■ Directions ■
Write out the full set of records exactly. Any pictures in them do not belong in the copy.

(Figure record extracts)
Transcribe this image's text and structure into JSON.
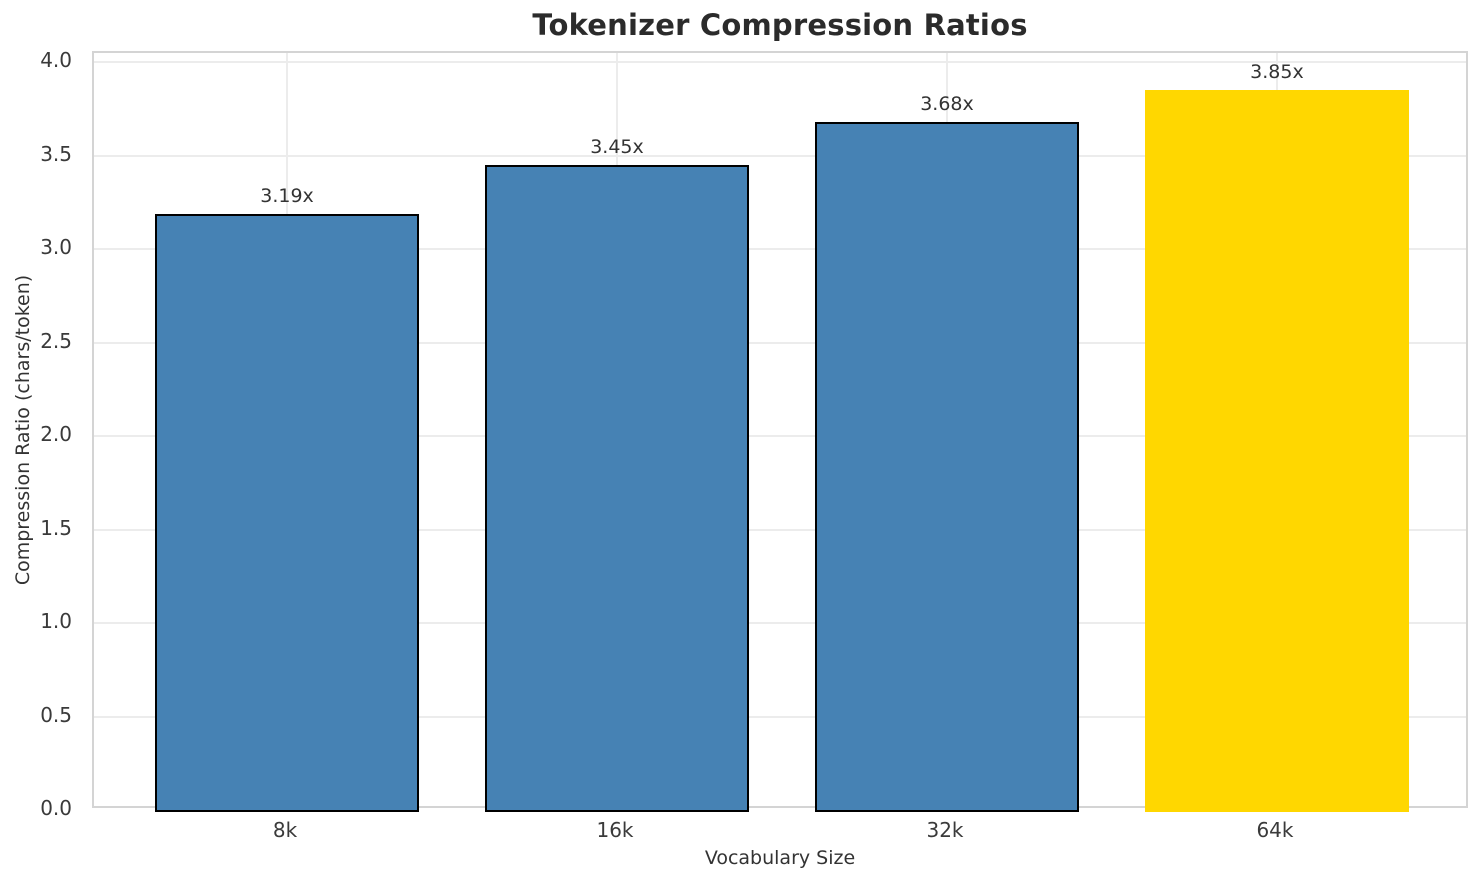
{
  "chart_data": {
    "type": "bar",
    "title": "Tokenizer Compression Ratios",
    "xlabel": "Vocabulary Size",
    "ylabel": "Compression Ratio (chars/token)",
    "categories": [
      "8k",
      "16k",
      "32k",
      "64k"
    ],
    "values": [
      3.19,
      3.45,
      3.68,
      3.85
    ],
    "bar_labels": [
      "3.19x",
      "3.45x",
      "3.68x",
      "3.85x"
    ],
    "yticks": [
      "0.0",
      "0.5",
      "1.0",
      "1.5",
      "2.0",
      "2.5",
      "3.0",
      "3.5",
      "4.0"
    ],
    "ylim": [
      0,
      4.05
    ],
    "xlim": [
      -0.585,
      3.585
    ],
    "bar_width": 0.8,
    "grid": true,
    "legend": "none",
    "highlight_index": 3,
    "bar_colors": [
      "#4682B4",
      "#4682B4",
      "#4682B4",
      "#FFD700"
    ],
    "bar_edge_colors": [
      "#000000",
      "#000000",
      "#000000",
      "#FFD700"
    ],
    "colors": {
      "grid": "#ececec",
      "spine": "#d4d4d4",
      "tick_text": "#3a3a3a",
      "title_text": "#2b2b2b",
      "background": "#ffffff"
    }
  }
}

■ Full response ■
Transcribe this image's text and structure into JSON.
{
  "chart_data": {
    "type": "bar",
    "title": "Tokenizer Compression Ratios",
    "xlabel": "Vocabulary Size",
    "ylabel": "Compression Ratio (chars/token)",
    "categories": [
      "8k",
      "16k",
      "32k",
      "64k"
    ],
    "values": [
      3.19,
      3.45,
      3.68,
      3.85
    ],
    "bar_labels": [
      "3.19x",
      "3.45x",
      "3.68x",
      "3.85x"
    ],
    "yticks": [
      "0.0",
      "0.5",
      "1.0",
      "1.5",
      "2.0",
      "2.5",
      "3.0",
      "3.5",
      "4.0"
    ],
    "ylim": [
      0,
      4.05
    ],
    "xlim": [
      -0.585,
      3.585
    ],
    "bar_width": 0.8,
    "grid": true,
    "legend": "none",
    "highlight_index": 3,
    "bar_colors": [
      "#4682B4",
      "#4682B4",
      "#4682B4",
      "#FFD700"
    ],
    "bar_edge_colors": [
      "#000000",
      "#000000",
      "#000000",
      "#FFD700"
    ],
    "colors": {
      "grid": "#ececec",
      "spine": "#d4d4d4",
      "tick_text": "#3a3a3a",
      "title_text": "#2b2b2b",
      "background": "#ffffff"
    }
  }
}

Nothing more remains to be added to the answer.